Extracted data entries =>
+++++
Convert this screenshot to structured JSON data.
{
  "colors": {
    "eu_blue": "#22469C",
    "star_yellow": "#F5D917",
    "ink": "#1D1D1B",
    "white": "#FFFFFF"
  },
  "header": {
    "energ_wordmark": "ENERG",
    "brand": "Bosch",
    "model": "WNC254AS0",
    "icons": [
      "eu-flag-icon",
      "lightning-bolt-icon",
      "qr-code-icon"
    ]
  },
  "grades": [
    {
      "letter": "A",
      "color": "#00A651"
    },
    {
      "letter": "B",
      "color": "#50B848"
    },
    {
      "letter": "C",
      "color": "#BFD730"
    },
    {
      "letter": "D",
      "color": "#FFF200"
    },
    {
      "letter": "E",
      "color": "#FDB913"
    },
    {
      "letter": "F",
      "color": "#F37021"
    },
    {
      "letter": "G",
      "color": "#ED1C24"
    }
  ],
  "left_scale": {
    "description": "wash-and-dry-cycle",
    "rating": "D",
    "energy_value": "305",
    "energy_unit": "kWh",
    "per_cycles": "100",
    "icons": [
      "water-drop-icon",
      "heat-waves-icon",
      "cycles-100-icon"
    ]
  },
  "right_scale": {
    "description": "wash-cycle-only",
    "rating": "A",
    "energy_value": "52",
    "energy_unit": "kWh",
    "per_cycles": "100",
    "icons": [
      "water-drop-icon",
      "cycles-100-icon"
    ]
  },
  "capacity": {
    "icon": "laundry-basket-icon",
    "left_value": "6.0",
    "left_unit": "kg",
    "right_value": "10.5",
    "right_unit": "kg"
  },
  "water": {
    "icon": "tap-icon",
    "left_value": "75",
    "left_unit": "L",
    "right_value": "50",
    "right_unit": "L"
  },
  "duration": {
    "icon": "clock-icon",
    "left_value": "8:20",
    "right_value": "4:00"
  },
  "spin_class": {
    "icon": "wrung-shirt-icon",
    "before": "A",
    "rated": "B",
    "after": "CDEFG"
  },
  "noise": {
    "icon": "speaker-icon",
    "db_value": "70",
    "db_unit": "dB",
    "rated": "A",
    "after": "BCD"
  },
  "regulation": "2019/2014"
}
+++++
Task => Exactly as written above, please repeat the entries.

Solution for this task =>
Convert this screenshot to structured JSON data.
{
  "colors": {
    "eu_blue": "#22469C",
    "star_yellow": "#F5D917",
    "ink": "#1D1D1B",
    "white": "#FFFFFF"
  },
  "header": {
    "energ_wordmark": "ENERG",
    "brand": "Bosch",
    "model": "WNC254AS0",
    "icons": [
      "eu-flag-icon",
      "lightning-bolt-icon",
      "qr-code-icon"
    ]
  },
  "grades": [
    {
      "letter": "A",
      "color": "#00A651"
    },
    {
      "letter": "B",
      "color": "#50B848"
    },
    {
      "letter": "C",
      "color": "#BFD730"
    },
    {
      "letter": "D",
      "color": "#FFF200"
    },
    {
      "letter": "E",
      "color": "#FDB913"
    },
    {
      "letter": "F",
      "color": "#F37021"
    },
    {
      "letter": "G",
      "color": "#ED1C24"
    }
  ],
  "left_scale": {
    "description": "wash-and-dry-cycle",
    "rating": "D",
    "energy_value": "305",
    "energy_unit": "kWh",
    "per_cycles": "100",
    "icons": [
      "water-drop-icon",
      "heat-waves-icon",
      "cycles-100-icon"
    ]
  },
  "right_scale": {
    "description": "wash-cycle-only",
    "rating": "A",
    "energy_value": "52",
    "energy_unit": "kWh",
    "per_cycles": "100",
    "icons": [
      "water-drop-icon",
      "cycles-100-icon"
    ]
  },
  "capacity": {
    "icon": "laundry-basket-icon",
    "left_value": "6.0",
    "left_unit": "kg",
    "right_value": "10.5",
    "right_unit": "kg"
  },
  "water": {
    "icon": "tap-icon",
    "left_value": "75",
    "left_unit": "L",
    "right_value": "50",
    "right_unit": "L"
  },
  "duration": {
    "icon": "clock-icon",
    "left_value": "8:20",
    "right_value": "4:00"
  },
  "spin_class": {
    "icon": "wrung-shirt-icon",
    "before": "A",
    "rated": "B",
    "after": "CDEFG"
  },
  "noise": {
    "icon": "speaker-icon",
    "db_value": "70",
    "db_unit": "dB",
    "rated": "A",
    "after": "BCD"
  },
  "regulation": "2019/2014"
}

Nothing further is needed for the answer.